SET TASK ▸ Each entry below must be repeated exactly, with pictures left out.

MATERIAL ▸
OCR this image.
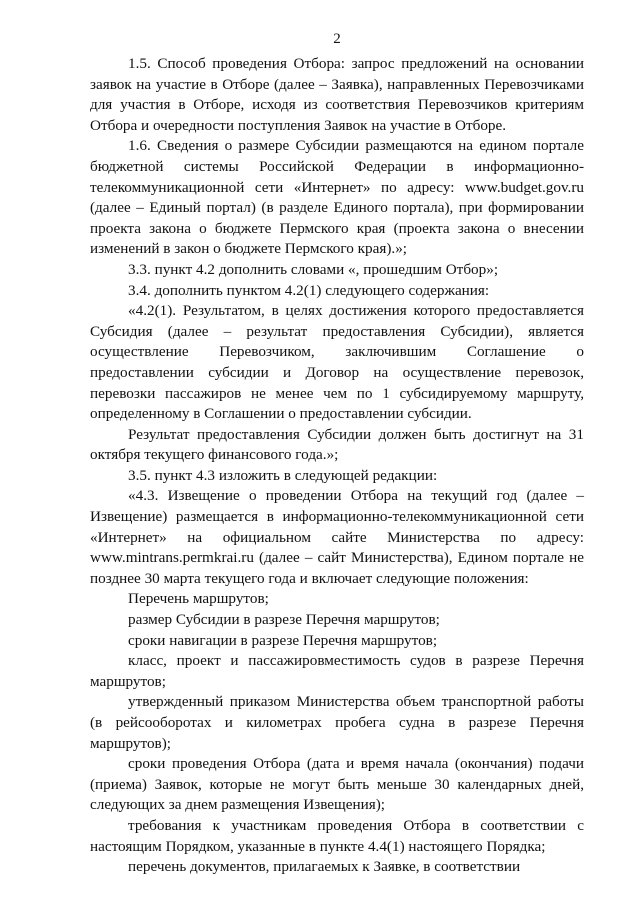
2

1.5. Способ проведения Отбора: запрос предложений на основании заявок на участие в Отборе (далее – Заявка), направленных Перевозчиками для участия в Отборе, исходя из соответствия Перевозчиков критериям Отбора и очередности поступления Заявок на участие в Отборе.

1.6. Сведения о размере Субсидии размещаются на едином портале бюджетной системы Российской Федерации в информационно-телекоммуникационной сети «Интернет» по адресу: www.budget.gov.ru (далее – Единый портал) (в разделе Единого портала), при формировании проекта закона о бюджете Пермского края (проекта закона о внесении изменений в закон о бюджете Пермского края).»;

3.3. пункт 4.2 дополнить словами «, прошедшим Отбор»;

3.4. дополнить пунктом 4.2(1) следующего содержания:

«4.2(1). Результатом, в целях достижения которого предоставляется Субсидия (далее – результат предоставления Субсидии), является осуществление Перевозчиком, заключившим Соглашение о предоставлении субсидии и Договор на осуществление перевозок, перевозки пассажиров не менее чем по 1 субсидируемому маршруту, определенному в Соглашении о предоставлении субсидии.

Результат предоставления Субсидии должен быть достигнут на 31 октября текущего финансового года.»;

3.5. пункт 4.3 изложить в следующей редакции:

«4.3. Извещение о проведении Отбора на текущий год (далее – Извещение) размещается в информационно-телекоммуникационной сети «Интернет» на официальном сайте Министерства по адресу: www.mintrans.permkrai.ru (далее – сайт Министерства), Едином портале не позднее 30 марта текущего года и включает следующие положения:

Перечень маршрутов;

размер Субсидии в разрезе Перечня маршрутов;

сроки навигации в разрезе Перечня маршрутов;

класс, проект и пассажировместимость судов в разрезе Перечня маршрутов;

утвержденный приказом Министерства объем транспортной работы (в рейсооборотах и километрах пробега судна в разрезе Перечня маршрутов);

сроки проведения Отбора (дата и время начала (окончания) подачи (приема) Заявок, которые не могут быть меньше 30 календарных дней, следующих за днем размещения Извещения);

требования к участникам проведения Отбора в соответствии с настоящим Порядком, указанные в пункте 4.4(1) настоящего Порядка;

перечень документов, прилагаемых к Заявке, в соответствии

RESPONSE BELOW ▸
OCR this image.
2

1.5. Способ проведения Отбора: запрос предложений на основании заявок на участие в Отборе (далее – Заявка), направленных Перевозчиками для участия в Отборе, исходя из соответствия Перевозчиков критериям Отбора и очередности поступления Заявок на участие в Отборе.

1.6. Сведения о размере Субсидии размещаются на едином портале бюджетной системы Российской Федерации в информационно-телекоммуникационной сети «Интернет» по адресу: www.budget.gov.ru (далее – Единый портал) (в разделе Единого портала), при формировании проекта закона о бюджете Пермского края (проекта закона о внесении изменений в закон о бюджете Пермского края).»;

3.3. пункт 4.2 дополнить словами «, прошедшим Отбор»;

3.4. дополнить пунктом 4.2(1) следующего содержания:

«4.2(1). Результатом, в целях достижения которого предоставляется Субсидия (далее – результат предоставления Субсидии), является осуществление Перевозчиком, заключившим Соглашение о предоставлении субсидии и Договор на осуществление перевозок, перевозки пассажиров не менее чем по 1 субсидируемому маршруту, определенному в Соглашении о предоставлении субсидии.

Результат предоставления Субсидии должен быть достигнут на 31 октября текущего финансового года.»;

3.5. пункт 4.3 изложить в следующей редакции:

«4.3. Извещение о проведении Отбора на текущий год (далее – Извещение) размещается в информационно-телекоммуникационной сети «Интернет» на официальном сайте Министерства по адресу: www.mintrans.permkrai.ru (далее – сайт Министерства), Едином портале не позднее 30 марта текущего года и включает следующие положения:

Перечень маршрутов;

размер Субсидии в разрезе Перечня маршрутов;

сроки навигации в разрезе Перечня маршрутов;

класс, проект и пассажировместимость судов в разрезе Перечня маршрутов;

утвержденный приказом Министерства объем транспортной работы (в рейсооборотах и километрах пробега судна в разрезе Перечня маршрутов);

сроки проведения Отбора (дата и время начала (окончания) подачи (приема) Заявок, которые не могут быть меньше 30 календарных дней, следующих за днем размещения Извещения);

требования к участникам проведения Отбора в соответствии с настоящим Порядком, указанные в пункте 4.4(1) настоящего Порядка;

перечень документов, прилагаемых к Заявке, в соответствии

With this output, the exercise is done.